──────── 抽出テキスト ────────
WAVOC20周年記念インタビュー
~学生時代のボランティアが今の原動力に ~ 岩瀬 詩由さん
2022年に設立20周年を迎えたWAVOCでは、早稲田大学在学中にボランティアに関わり、現在は社会人として活躍されている方々にインタビューを行っています!
WAVOC学生リーダーの池田は、読売新聞記者の岩瀬詩由さんにお話を伺いました。岩瀬さんは、教育学部理学科生物学専修をご卒業後、環境・エネルギー研究科に在籍中、狩り部でご活動されていました。狩り部の活動やWAVOCの授業、在学中のご研究を通じて、動物と人との共生は簡単ではないと感じたと言います。そんな経験が原動力となり、「動物記者」になりたいという岩瀬さんに、様々な人の意見を聞くことの大切さを教えていただきました。
狩り部の活動について
――どうして狩り部に入部されたのですか?
もともと動物との共生に関心があり、「環境とボランティア」という授業で岩井先生とお会いしたことがきっかけです。その授業では、タンザニアでアフリカゾウとの共生を実践します。その際に、アフリカゾウとタンザニアの方々が共生できていない実態を知りました。そして、岩井先生から狩り部のお誘いを受け、日本でも獣害があることを知り、自分にも何か獣害対策ができないかと思い入部しました。
――狩り部の活動で印象的だったことは何ですか?
一番印象的だったのは、罠にかかっていた動物の「解体」です。「命を奪った」「命をいただいてしまった」という感覚がありました。だからこそ無駄のないようにおいしく食べようと思いましたね。解体以外にも、皆で美味しいお肉を食べたり、取れたての筍をごちそうしてくださったり…そんな思い出もあります。
──────── 記録の抜粋 ────────
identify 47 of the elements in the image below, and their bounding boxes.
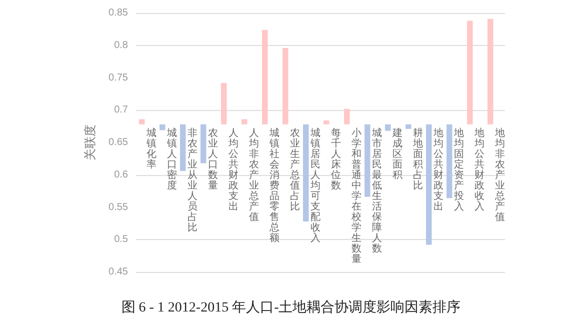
x-tick-label: 耕地面积占比 — [412, 127, 423, 192]
bar — [406, 124, 412, 129]
y-axis-title: 关联度 — [83, 124, 97, 160]
bar — [282, 48, 288, 124]
y-tick-label: 0.7 — [114, 104, 128, 116]
y-tick-label: 0.5 — [114, 234, 128, 246]
y-tick-label: 0.75 — [108, 72, 128, 84]
x-tick-label: 农业生产总值占比 — [288, 128, 300, 213]
category-label: 人均非农产业总产值 — [248, 128, 259, 224]
bar — [426, 124, 432, 245]
bar — [139, 119, 145, 124]
x-tick-label: 城镇人口密度 — [166, 127, 177, 192]
y-tick-label: 0.85 — [108, 8, 128, 18]
bar — [488, 18, 494, 124]
x-tick-label: 地均固定资产投入 — [452, 127, 464, 213]
bar — [160, 124, 166, 130]
bar — [446, 124, 452, 198]
x-tick-label: 农业人口数量 — [208, 128, 218, 192]
bar — [180, 124, 186, 171]
category-label: 城镇社会消费品零售总额 — [269, 128, 280, 244]
category-label: 小学和普通中学在校学生数量 — [351, 128, 362, 266]
bar — [262, 30, 268, 124]
bar — [467, 20, 473, 124]
y-tick-label: 0.55 — [108, 202, 128, 213]
category-label: 城镇居民人均可支配收入 — [310, 128, 320, 244]
y-tick-label: 0.8 — [114, 40, 128, 51]
bar — [385, 124, 391, 131]
y-tick-label: 0.6 — [114, 169, 128, 180]
bar — [303, 124, 309, 222]
bar — [221, 82, 227, 124]
text: 图 6 - 1 2012-2015 年人口-土地耦合协调度影响因素排序 — [121, 300, 461, 316]
bar — [344, 108, 350, 124]
x-tick-label: 每千人床位数 — [330, 127, 341, 192]
x-tick-label: 城镇化率 — [145, 127, 156, 171]
x-tick-label: 地均公共财政收入 — [473, 127, 484, 213]
y-tick-label: 0.45 — [108, 266, 128, 278]
x-tick-label: 人均公共财政支出 — [227, 128, 238, 213]
bar — [242, 119, 248, 124]
bar — [364, 124, 370, 197]
bar — [324, 120, 330, 124]
category-label: 城市居民最低生活保障人数 — [372, 128, 382, 255]
x-tick-label: 地均公共财政支出 — [432, 127, 444, 213]
category-label: 非农产业从业人员占比 — [187, 128, 198, 234]
x-tick-label: 建成区面积 — [391, 127, 402, 182]
category-label: 地均非农产业总产值 — [494, 128, 505, 224]
bar — [200, 124, 206, 164]
y-tick-label: 0.65 — [108, 137, 128, 148]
────────
課題の各部 |
**a.** インタビュー記事によると、岩瀬さんが岩井先生と出会った授業の名前は何ですか?
**b.** リストの「x-tick-label: 耕地面积占比 — [412, 127, 423, 192]」を含む行から「x-tick-label: 建成区面积 — [391, 127, 402, 182]」を含む行までを、両端の行も含めて一字一句そのまま繰り返してください。

完全な解答 |
**a.** 「環境とボランティア」という授業です。

**b.**
x-tick-label: 耕地面积占比 — [412, 127, 423, 192]
bar — [406, 124, 412, 129]
y-axis-title: 关联度 — [83, 124, 97, 160]
bar — [282, 48, 288, 124]
y-tick-label: 0.7 — [114, 104, 128, 116]
y-tick-label: 0.5 — [114, 234, 128, 246]
y-tick-label: 0.75 — [108, 72, 128, 84]
x-tick-label: 农业生产总值占比 — [288, 128, 300, 213]
category-label: 人均非农产业总产值 — [248, 128, 259, 224]
bar — [426, 124, 432, 245]
bar — [139, 119, 145, 124]
x-tick-label: 城镇人口密度 — [166, 127, 177, 192]
y-tick-label: 0.85 — [108, 8, 128, 18]
bar — [488, 18, 494, 124]
x-tick-label: 地均固定资产投入 — [452, 127, 464, 213]
bar — [160, 124, 166, 130]
bar — [446, 124, 452, 198]
x-tick-label: 农业人口数量 — [208, 128, 218, 192]
bar — [180, 124, 186, 171]
category-label: 城镇社会消费品零售总额 — [269, 128, 280, 244]
category-label: 小学和普通中学在校学生数量 — [351, 128, 362, 266]
bar — [262, 30, 268, 124]
bar — [467, 20, 473, 124]
y-tick-label: 0.55 — [108, 202, 128, 213]
category-label: 城镇居民人均可支配收入 — [310, 128, 320, 244]
y-tick-label: 0.8 — [114, 40, 128, 51]
bar — [385, 124, 391, 131]
y-tick-label: 0.6 — [114, 169, 128, 180]
bar — [303, 124, 309, 222]
bar — [221, 82, 227, 124]
text: 图 6 - 1 2012-2015 年人口-土地耦合协调度影响因素排序 — [121, 300, 461, 316]
bar — [344, 108, 350, 124]
x-tick-label: 每千人床位数 — [330, 127, 341, 192]
x-tick-label: 城镇化率 — [145, 127, 156, 171]
x-tick-label: 地均公共财政收入 — [473, 127, 484, 213]
y-tick-label: 0.45 — [108, 266, 128, 278]
x-tick-label: 人均公共财政支出 — [227, 128, 238, 213]
bar — [242, 119, 248, 124]
bar — [364, 124, 370, 197]
bar — [324, 120, 330, 124]
category-label: 城市居民最低生活保障人数 — [372, 128, 382, 255]
x-tick-label: 地均公共财政支出 — [432, 127, 444, 213]
category-label: 非农产业从业人员占比 — [187, 128, 198, 234]
x-tick-label: 建成区面积 — [391, 127, 402, 182]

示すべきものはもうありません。